> **OBJECTIVE**:
From the listing below, extract every line in which the word "Disabled" appears.

Start of DATASET CONTENT

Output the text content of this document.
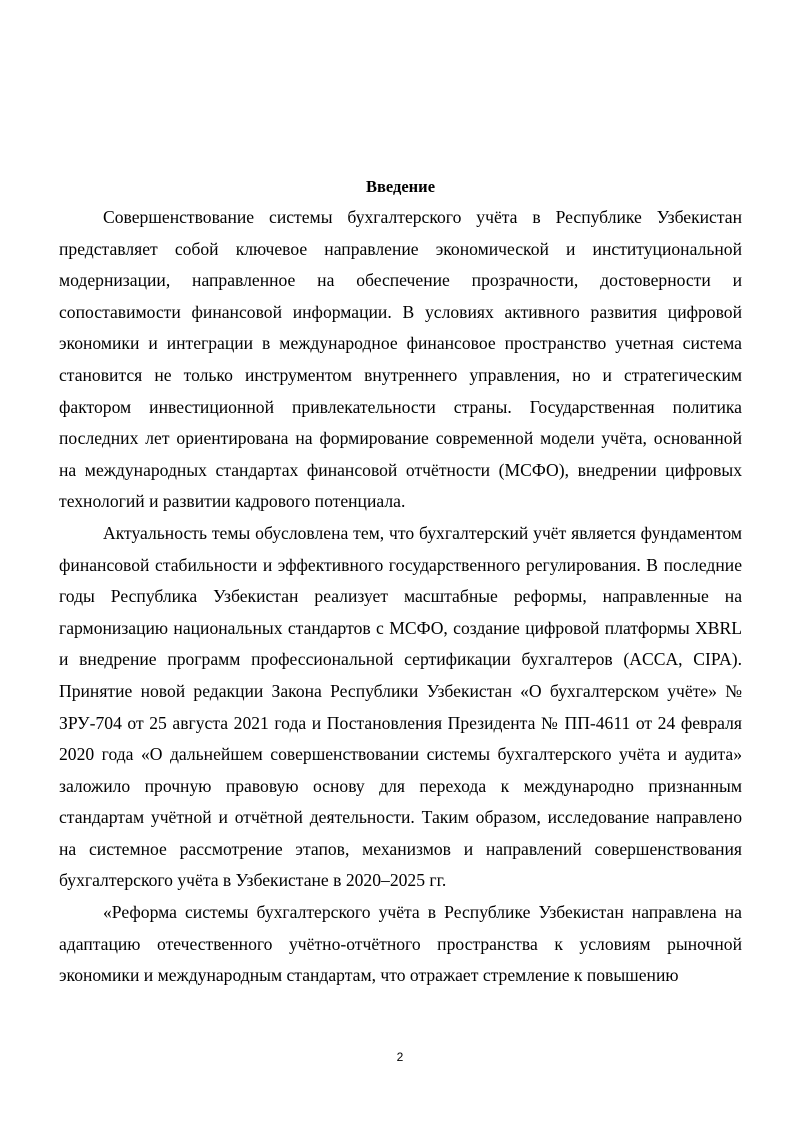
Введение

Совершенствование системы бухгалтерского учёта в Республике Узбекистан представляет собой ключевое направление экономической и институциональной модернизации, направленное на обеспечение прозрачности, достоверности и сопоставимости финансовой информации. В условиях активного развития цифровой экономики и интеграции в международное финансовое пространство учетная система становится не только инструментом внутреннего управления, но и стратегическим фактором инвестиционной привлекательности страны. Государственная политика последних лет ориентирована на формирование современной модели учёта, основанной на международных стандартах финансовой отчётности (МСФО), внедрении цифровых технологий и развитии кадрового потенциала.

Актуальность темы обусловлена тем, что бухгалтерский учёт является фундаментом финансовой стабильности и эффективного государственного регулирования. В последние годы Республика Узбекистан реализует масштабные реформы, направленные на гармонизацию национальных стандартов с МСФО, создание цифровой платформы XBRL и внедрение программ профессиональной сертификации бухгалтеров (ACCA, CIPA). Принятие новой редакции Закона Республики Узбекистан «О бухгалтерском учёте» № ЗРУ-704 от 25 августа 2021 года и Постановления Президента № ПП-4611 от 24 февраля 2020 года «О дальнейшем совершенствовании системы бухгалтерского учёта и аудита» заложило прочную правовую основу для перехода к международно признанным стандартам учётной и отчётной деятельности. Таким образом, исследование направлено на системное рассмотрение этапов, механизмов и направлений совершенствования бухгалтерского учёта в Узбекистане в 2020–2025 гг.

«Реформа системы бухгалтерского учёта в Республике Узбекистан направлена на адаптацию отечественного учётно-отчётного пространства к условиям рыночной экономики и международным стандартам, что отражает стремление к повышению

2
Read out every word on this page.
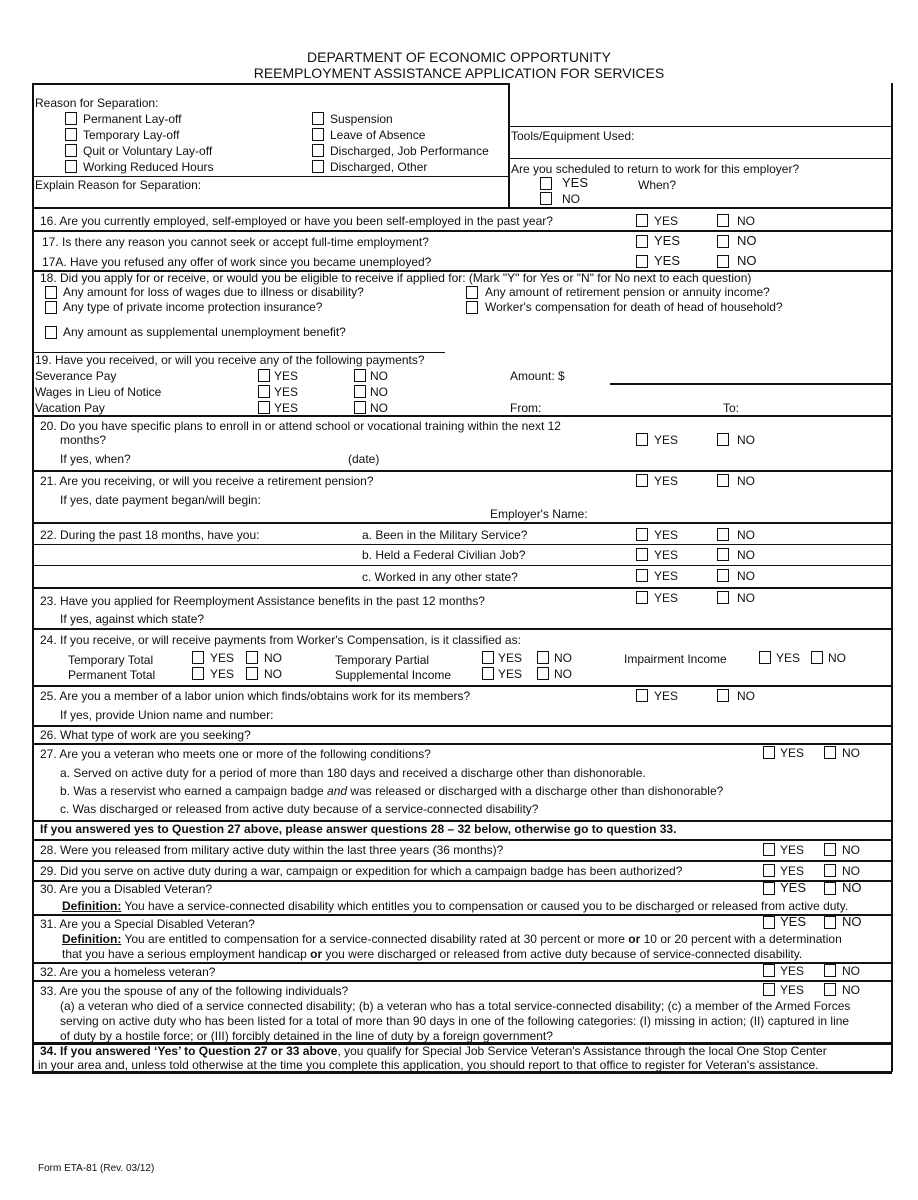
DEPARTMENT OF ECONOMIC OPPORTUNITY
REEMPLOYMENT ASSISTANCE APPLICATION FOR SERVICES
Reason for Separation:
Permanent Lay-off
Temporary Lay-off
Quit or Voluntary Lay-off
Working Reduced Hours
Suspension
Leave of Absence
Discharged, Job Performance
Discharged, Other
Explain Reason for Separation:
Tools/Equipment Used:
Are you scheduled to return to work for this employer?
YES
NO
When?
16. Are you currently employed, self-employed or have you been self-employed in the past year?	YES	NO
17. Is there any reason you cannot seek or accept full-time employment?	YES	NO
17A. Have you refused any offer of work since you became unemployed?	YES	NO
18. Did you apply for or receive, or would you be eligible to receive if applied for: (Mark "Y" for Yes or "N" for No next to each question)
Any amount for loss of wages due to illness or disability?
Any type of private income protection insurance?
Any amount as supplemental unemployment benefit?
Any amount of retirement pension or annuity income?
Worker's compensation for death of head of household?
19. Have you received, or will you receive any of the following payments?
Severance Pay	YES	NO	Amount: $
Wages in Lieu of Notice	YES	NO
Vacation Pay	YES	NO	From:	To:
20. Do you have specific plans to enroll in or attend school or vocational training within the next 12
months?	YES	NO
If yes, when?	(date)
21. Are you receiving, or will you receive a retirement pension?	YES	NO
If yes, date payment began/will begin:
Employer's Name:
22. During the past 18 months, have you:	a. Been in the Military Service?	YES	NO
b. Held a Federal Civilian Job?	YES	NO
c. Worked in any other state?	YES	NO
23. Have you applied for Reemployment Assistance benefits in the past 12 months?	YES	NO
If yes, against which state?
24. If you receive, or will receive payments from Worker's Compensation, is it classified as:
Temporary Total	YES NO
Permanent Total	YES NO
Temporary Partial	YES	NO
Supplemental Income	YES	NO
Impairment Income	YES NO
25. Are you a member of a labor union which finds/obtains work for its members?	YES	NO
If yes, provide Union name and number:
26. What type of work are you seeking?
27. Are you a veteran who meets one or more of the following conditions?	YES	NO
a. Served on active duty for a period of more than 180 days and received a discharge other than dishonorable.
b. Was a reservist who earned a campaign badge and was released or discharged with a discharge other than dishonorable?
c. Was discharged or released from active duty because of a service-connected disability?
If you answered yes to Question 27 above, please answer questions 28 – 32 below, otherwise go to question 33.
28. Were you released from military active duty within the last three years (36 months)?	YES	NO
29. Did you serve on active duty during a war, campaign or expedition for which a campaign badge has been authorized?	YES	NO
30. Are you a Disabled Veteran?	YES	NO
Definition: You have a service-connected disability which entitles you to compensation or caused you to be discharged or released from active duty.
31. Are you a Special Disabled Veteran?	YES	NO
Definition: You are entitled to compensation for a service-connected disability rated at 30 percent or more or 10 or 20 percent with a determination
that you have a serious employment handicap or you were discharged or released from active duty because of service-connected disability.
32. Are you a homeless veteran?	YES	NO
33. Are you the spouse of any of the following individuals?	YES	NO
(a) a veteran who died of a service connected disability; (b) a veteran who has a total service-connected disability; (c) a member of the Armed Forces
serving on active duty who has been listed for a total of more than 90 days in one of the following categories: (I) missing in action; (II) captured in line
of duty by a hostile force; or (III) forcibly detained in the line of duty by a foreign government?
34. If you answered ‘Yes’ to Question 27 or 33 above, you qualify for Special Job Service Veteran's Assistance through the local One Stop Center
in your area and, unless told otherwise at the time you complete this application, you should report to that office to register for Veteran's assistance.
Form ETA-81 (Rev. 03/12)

End of DATASET CONTENT
Start of DATASET CONTENT

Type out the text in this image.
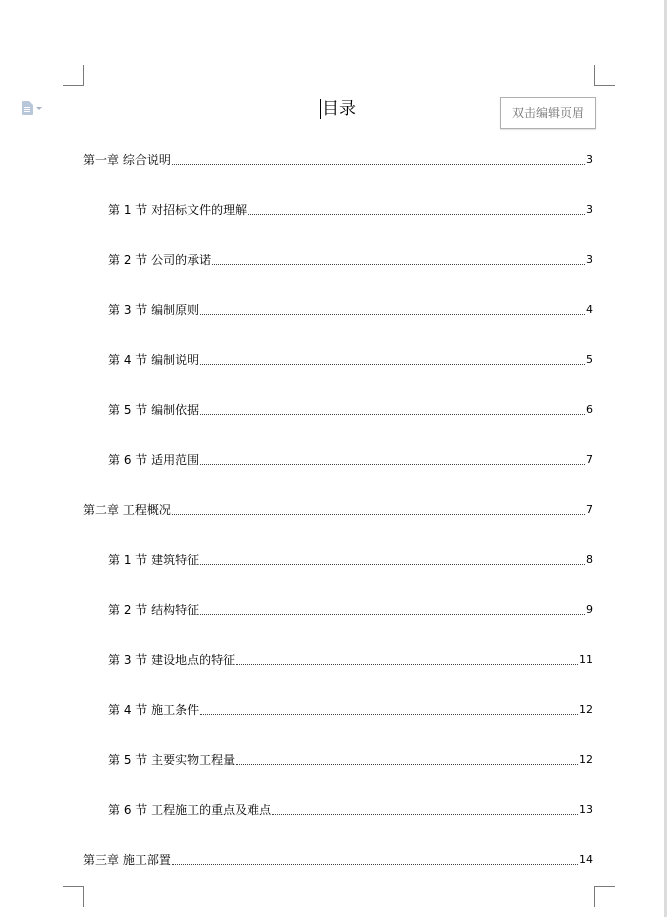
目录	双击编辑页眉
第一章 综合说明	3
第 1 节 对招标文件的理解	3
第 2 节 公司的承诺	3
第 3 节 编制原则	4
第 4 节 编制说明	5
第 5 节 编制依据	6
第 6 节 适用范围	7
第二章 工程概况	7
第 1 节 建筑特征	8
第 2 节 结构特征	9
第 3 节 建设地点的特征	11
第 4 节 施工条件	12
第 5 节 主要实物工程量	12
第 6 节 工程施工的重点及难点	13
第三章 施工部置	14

End of DATASET CONTENT

> **OUTPUT FOR THIS TASK**:
30. Are you a Disabled Veteran?	YES	NO
31. Are you a Special Disabled Veteran?	YES	NO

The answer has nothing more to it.